Task description: Every line below that includes "fluor" counts toward the total. Report that total alone.

Listed records:
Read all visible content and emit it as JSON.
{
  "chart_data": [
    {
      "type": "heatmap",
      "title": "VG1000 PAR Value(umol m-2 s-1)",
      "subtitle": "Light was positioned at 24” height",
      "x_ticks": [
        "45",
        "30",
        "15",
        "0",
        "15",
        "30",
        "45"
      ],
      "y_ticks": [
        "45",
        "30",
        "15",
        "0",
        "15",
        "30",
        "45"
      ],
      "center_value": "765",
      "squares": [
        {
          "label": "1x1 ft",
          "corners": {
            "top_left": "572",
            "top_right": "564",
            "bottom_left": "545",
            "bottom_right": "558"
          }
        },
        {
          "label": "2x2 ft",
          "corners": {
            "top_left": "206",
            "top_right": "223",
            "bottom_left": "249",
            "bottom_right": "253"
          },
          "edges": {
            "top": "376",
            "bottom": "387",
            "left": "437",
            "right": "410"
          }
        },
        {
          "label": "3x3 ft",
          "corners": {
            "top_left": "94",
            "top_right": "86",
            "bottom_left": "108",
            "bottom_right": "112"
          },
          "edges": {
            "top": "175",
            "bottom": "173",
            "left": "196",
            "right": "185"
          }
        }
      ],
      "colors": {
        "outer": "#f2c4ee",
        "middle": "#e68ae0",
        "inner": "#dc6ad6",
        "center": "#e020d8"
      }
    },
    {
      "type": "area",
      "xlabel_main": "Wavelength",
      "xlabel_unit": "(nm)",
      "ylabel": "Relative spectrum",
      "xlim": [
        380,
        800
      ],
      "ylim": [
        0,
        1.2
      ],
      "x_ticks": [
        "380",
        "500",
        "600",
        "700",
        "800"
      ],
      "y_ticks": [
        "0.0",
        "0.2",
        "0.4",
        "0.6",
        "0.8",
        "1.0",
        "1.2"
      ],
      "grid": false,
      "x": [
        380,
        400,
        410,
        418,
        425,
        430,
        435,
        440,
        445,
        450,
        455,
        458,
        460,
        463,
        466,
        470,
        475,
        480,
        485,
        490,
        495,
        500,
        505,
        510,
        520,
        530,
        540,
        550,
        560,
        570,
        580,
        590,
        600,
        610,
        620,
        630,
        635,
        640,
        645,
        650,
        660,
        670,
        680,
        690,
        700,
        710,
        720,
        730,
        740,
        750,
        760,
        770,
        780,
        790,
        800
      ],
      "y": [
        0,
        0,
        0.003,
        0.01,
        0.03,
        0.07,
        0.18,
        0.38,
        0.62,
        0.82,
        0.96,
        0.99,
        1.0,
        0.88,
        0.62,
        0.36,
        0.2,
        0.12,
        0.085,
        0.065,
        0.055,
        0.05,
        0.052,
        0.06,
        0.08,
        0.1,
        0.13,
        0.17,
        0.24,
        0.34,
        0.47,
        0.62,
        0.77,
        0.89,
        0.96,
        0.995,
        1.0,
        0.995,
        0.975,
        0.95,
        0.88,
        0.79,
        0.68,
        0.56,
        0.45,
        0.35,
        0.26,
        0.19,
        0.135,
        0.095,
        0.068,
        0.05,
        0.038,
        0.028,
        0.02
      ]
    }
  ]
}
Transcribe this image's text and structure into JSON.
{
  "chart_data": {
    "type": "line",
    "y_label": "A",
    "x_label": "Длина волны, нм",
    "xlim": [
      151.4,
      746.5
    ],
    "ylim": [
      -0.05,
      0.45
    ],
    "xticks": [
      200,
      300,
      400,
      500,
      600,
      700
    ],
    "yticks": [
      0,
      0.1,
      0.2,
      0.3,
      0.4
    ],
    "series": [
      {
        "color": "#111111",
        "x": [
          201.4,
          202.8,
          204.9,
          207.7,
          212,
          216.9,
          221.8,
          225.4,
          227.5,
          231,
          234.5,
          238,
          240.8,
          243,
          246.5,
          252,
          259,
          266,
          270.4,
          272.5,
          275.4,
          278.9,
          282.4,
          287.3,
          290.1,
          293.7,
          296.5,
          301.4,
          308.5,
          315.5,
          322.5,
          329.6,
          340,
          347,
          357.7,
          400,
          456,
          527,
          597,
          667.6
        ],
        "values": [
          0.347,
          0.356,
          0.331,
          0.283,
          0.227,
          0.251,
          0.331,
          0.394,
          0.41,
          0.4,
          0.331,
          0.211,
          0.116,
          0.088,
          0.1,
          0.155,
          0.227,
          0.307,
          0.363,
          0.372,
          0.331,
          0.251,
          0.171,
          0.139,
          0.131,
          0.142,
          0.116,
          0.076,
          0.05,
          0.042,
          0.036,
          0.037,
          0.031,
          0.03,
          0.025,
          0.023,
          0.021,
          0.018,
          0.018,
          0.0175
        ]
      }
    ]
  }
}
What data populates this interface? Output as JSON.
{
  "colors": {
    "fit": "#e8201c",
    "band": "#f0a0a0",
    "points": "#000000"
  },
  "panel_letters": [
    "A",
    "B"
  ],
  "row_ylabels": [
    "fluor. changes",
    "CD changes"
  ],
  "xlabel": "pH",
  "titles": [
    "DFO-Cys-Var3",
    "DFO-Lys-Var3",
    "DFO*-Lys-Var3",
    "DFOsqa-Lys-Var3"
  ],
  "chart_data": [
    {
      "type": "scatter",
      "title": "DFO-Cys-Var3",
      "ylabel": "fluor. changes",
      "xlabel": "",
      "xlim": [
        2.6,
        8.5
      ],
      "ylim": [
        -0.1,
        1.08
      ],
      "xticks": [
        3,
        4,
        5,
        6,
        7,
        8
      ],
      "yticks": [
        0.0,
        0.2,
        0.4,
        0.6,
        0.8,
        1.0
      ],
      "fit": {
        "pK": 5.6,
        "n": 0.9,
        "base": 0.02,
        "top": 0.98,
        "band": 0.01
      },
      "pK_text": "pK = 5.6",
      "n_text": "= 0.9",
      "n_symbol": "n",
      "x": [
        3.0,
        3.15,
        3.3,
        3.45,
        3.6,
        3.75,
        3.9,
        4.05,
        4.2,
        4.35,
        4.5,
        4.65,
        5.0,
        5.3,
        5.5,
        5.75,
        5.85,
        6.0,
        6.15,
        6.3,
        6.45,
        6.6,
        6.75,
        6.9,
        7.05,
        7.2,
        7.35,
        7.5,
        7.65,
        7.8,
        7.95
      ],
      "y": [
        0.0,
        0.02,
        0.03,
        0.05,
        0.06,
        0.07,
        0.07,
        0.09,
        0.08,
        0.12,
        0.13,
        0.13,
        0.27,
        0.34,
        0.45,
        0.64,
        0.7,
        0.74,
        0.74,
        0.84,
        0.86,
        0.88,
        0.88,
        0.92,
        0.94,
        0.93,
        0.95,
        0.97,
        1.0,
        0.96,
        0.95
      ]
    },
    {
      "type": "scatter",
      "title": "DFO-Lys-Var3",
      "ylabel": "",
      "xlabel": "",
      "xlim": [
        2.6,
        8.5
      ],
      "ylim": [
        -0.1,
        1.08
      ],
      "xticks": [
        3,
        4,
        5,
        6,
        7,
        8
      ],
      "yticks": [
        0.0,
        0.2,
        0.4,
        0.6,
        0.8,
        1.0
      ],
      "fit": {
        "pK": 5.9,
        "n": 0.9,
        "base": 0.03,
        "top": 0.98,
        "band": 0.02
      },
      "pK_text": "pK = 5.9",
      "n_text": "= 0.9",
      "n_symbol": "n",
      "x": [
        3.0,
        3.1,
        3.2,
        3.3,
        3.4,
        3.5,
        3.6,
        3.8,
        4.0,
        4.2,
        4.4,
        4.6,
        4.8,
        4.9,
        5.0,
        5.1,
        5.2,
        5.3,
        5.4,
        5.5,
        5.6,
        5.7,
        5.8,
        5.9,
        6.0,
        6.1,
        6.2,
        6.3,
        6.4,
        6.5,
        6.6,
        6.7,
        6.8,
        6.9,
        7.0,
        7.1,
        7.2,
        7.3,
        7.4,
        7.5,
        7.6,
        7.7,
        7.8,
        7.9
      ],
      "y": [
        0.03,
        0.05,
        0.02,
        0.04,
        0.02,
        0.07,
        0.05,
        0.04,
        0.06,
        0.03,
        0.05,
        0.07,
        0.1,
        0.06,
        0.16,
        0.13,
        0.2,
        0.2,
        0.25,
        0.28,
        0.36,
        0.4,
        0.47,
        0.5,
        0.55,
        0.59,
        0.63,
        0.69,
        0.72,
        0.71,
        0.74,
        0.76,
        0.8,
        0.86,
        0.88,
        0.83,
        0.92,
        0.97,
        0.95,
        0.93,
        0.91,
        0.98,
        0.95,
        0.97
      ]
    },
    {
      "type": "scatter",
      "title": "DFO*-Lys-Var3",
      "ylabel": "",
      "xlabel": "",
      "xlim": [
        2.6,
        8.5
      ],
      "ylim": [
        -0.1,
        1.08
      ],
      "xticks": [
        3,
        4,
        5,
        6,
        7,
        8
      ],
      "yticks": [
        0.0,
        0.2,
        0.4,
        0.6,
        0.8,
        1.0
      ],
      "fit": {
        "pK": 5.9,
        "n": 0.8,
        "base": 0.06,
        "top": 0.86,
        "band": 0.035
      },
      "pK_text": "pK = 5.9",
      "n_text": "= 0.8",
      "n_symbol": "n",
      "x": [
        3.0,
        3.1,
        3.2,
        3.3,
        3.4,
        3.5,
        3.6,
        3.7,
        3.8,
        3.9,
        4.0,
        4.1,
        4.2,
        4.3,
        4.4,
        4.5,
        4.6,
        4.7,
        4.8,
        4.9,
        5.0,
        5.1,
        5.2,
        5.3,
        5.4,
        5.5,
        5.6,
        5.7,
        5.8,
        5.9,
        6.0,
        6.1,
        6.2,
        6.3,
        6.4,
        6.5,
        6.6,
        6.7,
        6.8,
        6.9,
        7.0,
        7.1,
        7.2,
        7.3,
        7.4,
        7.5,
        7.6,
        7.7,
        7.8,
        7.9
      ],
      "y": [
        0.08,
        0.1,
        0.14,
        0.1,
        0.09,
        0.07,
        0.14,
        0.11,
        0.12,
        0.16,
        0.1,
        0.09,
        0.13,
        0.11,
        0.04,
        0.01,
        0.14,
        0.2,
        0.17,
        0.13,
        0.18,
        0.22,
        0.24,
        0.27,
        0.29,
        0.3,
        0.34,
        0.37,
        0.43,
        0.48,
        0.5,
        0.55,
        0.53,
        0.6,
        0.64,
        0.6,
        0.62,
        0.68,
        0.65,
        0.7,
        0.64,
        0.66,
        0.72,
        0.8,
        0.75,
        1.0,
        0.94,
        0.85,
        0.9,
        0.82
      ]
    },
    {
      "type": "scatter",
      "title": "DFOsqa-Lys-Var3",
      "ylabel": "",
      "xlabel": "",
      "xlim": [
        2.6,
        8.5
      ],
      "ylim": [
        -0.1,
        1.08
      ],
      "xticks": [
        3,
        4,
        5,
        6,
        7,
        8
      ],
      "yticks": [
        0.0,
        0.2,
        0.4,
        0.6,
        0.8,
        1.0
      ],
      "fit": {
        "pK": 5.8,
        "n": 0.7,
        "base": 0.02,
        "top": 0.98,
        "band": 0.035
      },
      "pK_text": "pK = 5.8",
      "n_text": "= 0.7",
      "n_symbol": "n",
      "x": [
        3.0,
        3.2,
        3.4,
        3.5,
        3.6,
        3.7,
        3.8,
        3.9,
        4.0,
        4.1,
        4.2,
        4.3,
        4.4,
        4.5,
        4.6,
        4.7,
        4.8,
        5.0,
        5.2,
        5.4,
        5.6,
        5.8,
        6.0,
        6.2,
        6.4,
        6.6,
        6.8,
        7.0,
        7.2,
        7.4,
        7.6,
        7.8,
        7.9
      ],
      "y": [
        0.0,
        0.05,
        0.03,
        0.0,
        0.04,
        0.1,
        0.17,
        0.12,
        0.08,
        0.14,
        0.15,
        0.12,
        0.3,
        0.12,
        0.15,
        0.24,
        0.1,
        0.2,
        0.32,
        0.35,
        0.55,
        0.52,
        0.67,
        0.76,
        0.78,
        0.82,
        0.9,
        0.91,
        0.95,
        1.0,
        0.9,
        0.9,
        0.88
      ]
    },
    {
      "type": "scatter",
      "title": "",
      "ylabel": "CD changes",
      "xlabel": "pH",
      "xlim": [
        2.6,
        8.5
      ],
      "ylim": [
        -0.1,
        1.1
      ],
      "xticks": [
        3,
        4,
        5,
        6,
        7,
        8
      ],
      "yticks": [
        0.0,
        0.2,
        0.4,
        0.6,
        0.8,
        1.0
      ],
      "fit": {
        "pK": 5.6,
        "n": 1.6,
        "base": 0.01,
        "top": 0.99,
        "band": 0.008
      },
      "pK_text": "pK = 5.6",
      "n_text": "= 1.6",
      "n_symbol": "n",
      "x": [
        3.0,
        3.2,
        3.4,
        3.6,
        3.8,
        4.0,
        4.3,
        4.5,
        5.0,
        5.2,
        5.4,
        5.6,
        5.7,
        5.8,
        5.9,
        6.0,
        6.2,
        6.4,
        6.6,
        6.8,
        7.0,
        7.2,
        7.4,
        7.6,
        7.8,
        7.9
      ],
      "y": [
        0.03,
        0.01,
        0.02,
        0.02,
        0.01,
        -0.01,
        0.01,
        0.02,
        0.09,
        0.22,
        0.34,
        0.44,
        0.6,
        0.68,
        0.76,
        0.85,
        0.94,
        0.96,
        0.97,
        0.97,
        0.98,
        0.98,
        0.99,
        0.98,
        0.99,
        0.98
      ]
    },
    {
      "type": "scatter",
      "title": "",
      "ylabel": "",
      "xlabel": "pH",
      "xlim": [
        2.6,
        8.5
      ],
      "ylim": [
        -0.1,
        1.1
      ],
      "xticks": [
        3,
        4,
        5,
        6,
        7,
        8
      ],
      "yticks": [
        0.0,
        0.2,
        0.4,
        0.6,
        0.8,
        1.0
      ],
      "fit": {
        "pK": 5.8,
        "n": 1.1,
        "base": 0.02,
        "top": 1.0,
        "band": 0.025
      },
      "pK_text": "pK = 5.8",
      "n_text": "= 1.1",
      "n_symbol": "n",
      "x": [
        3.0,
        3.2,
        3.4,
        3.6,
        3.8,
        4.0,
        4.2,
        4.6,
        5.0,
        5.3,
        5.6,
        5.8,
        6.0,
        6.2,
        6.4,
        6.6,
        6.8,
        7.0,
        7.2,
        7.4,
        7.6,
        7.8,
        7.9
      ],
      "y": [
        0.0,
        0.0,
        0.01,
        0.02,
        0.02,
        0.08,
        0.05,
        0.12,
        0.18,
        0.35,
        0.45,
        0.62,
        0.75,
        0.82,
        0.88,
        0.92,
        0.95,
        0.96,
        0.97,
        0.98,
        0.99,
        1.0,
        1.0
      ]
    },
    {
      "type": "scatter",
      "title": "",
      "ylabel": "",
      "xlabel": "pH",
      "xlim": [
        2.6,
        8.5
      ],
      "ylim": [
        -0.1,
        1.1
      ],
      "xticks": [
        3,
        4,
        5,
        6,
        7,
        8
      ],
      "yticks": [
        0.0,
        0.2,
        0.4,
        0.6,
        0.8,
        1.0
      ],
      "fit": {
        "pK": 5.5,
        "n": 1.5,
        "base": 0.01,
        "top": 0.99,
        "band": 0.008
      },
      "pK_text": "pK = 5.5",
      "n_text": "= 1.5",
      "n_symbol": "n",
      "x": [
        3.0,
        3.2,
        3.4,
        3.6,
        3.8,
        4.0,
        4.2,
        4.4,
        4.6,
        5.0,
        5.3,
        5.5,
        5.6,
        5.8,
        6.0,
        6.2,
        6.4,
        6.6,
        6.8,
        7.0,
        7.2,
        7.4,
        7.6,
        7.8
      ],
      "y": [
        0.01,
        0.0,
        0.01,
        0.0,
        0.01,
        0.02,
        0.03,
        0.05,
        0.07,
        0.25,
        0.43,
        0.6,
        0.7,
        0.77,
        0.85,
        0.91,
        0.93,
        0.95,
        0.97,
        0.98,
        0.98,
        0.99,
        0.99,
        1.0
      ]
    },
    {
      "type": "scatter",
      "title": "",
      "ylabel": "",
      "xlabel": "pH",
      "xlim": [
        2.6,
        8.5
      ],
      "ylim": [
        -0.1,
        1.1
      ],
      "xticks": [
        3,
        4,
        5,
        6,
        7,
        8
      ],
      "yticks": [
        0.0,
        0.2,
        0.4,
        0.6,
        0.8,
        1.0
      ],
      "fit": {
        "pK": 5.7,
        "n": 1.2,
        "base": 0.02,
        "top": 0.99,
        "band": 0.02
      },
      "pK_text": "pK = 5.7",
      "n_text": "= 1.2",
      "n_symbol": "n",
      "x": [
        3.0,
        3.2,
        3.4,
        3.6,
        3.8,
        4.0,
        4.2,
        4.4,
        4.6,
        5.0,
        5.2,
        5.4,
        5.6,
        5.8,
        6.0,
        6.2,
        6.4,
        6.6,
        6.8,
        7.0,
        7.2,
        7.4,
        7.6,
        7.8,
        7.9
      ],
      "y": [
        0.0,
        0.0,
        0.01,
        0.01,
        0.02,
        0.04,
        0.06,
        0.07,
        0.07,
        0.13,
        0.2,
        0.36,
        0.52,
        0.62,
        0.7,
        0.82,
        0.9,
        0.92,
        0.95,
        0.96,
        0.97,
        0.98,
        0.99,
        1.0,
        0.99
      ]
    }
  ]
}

Output: 2